*Exercise instructions*:
Using the records provided below, locate and copy each line that contains the word "image".

— start —

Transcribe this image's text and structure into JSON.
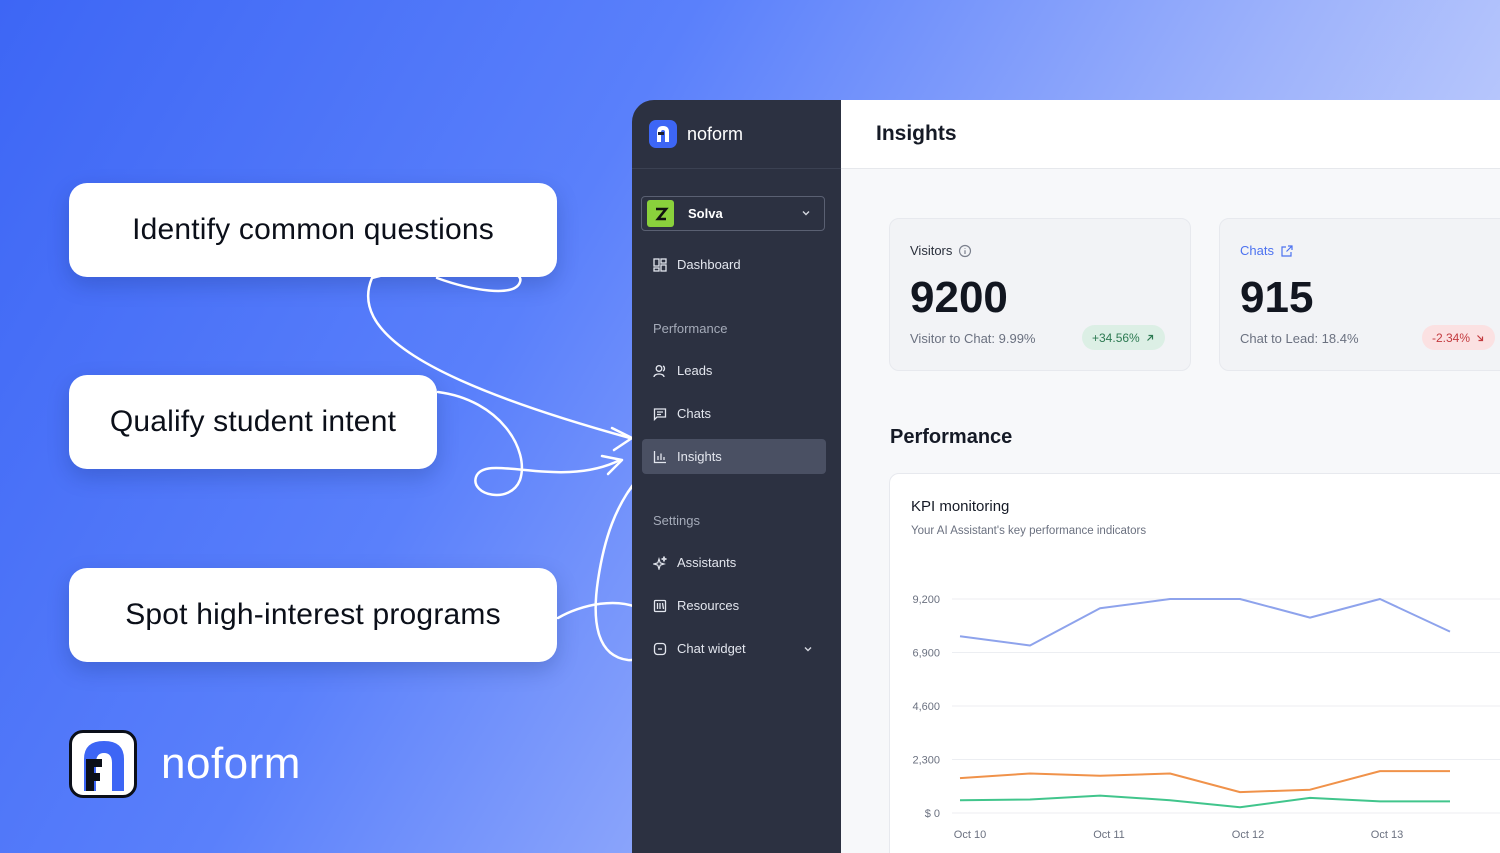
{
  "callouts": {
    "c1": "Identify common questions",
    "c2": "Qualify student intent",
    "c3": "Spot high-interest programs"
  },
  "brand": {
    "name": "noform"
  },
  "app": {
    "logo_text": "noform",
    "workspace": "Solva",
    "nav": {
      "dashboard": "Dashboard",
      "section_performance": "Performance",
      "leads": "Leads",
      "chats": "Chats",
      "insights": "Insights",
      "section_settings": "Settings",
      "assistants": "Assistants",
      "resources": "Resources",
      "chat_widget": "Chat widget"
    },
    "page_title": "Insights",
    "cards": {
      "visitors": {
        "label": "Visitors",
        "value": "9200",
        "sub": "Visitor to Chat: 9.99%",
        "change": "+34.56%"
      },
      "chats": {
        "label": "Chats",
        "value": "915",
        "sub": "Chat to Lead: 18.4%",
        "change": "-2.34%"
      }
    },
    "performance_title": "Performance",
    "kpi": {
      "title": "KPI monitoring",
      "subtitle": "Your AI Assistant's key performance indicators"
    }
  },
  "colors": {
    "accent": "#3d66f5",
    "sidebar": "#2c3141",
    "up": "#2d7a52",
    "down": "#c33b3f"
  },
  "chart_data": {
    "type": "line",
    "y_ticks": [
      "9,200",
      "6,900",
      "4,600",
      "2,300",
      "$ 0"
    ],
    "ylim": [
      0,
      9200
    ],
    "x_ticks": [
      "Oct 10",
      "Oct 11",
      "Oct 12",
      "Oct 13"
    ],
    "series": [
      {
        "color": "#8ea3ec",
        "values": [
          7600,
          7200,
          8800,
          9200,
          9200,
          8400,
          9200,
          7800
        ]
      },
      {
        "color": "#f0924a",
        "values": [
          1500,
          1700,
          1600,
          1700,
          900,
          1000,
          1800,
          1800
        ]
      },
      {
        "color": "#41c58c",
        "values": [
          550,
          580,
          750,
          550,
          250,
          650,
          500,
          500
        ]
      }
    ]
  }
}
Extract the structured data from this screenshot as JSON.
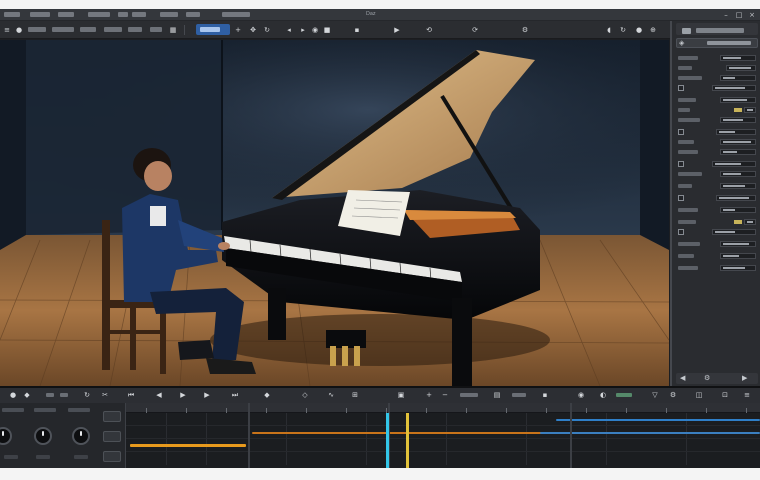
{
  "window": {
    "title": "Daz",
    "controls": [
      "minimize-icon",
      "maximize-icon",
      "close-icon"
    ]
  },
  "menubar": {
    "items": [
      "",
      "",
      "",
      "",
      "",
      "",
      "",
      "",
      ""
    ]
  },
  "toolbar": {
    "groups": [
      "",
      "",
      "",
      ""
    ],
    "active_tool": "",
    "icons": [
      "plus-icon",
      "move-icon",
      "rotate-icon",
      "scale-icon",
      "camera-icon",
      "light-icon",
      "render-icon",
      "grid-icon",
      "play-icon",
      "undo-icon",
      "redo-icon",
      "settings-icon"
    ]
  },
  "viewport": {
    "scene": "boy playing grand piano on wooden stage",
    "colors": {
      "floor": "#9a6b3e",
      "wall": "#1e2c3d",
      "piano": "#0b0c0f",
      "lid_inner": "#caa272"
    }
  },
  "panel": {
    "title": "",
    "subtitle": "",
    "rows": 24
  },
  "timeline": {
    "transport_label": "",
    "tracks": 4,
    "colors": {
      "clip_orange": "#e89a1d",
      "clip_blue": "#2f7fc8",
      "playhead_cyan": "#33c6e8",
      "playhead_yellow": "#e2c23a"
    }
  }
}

— end —
— start —

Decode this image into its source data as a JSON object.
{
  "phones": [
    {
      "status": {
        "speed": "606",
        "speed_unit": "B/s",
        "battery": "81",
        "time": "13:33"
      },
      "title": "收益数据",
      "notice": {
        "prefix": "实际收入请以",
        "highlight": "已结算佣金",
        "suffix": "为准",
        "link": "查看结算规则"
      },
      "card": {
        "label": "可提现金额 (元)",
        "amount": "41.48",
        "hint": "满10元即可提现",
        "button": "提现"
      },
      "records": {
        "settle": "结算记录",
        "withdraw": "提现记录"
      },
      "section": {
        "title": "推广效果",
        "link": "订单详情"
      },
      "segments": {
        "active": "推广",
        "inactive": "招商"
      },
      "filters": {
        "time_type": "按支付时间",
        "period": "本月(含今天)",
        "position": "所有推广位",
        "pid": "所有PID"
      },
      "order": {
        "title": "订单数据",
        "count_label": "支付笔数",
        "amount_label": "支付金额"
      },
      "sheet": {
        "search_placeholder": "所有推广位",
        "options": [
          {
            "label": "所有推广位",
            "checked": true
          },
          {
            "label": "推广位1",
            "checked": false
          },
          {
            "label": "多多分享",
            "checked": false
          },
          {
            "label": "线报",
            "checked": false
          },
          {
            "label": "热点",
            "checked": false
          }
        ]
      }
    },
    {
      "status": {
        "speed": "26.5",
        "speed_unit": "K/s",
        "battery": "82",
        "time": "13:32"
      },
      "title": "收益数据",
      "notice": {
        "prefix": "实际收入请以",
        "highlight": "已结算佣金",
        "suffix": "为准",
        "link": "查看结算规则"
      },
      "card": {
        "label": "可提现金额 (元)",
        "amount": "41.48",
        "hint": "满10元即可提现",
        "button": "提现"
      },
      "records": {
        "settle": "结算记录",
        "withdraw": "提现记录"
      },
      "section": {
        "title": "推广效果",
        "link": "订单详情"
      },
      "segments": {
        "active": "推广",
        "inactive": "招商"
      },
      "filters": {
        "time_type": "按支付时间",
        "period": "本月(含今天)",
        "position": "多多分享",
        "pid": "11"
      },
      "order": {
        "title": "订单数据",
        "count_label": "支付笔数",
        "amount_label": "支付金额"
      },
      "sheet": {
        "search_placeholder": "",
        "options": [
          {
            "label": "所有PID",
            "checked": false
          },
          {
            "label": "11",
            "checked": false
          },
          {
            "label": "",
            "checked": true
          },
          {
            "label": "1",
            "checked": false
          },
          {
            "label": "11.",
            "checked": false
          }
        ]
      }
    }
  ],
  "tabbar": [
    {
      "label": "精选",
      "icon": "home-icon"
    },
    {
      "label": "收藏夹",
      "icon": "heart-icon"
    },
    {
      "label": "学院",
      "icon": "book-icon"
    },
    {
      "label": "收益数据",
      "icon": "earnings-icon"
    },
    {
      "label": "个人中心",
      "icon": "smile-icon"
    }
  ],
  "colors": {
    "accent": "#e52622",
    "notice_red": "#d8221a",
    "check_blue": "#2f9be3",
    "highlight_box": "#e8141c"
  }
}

— end —

*Problem solution*:
Transcribe this image's text and structure into JSON.
Decode this image into its source data as a JSON object.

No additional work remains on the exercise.